• [EXERCISE TASK] Go through the data below and gather each line containing "image".

##### ENTRIES

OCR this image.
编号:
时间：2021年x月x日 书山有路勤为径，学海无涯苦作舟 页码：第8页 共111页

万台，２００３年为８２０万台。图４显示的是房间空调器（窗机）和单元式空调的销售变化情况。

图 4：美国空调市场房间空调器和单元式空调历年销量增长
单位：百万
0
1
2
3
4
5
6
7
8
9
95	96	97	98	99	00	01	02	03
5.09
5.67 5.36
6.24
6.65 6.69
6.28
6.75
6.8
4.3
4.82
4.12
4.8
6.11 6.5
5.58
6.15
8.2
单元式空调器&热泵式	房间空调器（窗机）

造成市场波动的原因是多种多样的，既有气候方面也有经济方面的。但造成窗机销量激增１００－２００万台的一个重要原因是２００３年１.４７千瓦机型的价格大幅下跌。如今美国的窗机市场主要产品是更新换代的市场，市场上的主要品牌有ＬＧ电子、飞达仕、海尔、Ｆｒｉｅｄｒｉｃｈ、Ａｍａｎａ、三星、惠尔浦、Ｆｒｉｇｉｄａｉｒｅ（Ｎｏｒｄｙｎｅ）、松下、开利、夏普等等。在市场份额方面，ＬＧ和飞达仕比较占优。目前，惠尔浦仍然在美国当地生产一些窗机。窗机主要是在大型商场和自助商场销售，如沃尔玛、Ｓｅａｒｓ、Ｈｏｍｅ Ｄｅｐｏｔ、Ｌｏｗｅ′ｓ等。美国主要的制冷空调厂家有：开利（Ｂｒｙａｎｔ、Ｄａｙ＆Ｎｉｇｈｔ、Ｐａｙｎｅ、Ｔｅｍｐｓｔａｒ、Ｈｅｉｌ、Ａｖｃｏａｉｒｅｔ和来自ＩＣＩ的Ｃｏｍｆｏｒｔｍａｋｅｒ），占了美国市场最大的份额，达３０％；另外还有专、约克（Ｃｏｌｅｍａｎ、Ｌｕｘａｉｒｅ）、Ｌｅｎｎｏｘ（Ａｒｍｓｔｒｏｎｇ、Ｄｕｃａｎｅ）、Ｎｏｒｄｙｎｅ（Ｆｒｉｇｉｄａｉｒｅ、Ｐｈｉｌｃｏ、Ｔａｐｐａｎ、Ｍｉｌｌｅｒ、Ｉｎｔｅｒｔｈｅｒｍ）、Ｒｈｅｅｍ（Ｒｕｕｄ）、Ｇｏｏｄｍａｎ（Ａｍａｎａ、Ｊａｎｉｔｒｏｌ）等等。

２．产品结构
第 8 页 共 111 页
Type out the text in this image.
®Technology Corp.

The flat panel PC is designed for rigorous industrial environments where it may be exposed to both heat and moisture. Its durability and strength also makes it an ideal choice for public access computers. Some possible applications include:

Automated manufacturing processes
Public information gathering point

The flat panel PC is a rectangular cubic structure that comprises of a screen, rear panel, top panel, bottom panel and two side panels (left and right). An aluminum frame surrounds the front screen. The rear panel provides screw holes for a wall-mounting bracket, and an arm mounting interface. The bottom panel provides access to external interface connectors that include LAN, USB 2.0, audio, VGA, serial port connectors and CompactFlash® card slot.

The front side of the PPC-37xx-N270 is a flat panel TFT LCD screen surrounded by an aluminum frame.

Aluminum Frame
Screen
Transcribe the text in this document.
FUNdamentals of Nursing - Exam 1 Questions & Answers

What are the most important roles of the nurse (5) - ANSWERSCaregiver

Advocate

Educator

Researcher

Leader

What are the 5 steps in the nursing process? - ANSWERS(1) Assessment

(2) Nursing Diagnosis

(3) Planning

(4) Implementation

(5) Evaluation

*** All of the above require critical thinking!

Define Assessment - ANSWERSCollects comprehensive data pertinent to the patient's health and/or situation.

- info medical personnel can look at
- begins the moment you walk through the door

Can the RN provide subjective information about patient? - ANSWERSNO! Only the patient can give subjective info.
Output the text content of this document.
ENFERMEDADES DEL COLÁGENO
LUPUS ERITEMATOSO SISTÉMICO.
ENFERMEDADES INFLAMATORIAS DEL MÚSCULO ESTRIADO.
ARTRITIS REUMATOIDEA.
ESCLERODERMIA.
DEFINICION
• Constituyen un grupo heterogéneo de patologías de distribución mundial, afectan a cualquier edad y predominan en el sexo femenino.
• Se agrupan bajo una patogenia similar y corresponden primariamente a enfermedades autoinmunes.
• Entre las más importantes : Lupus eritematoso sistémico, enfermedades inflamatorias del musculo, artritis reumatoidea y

##########

• [EXERCISE SOLUTION]
OCR this image.
Type out the text in this image.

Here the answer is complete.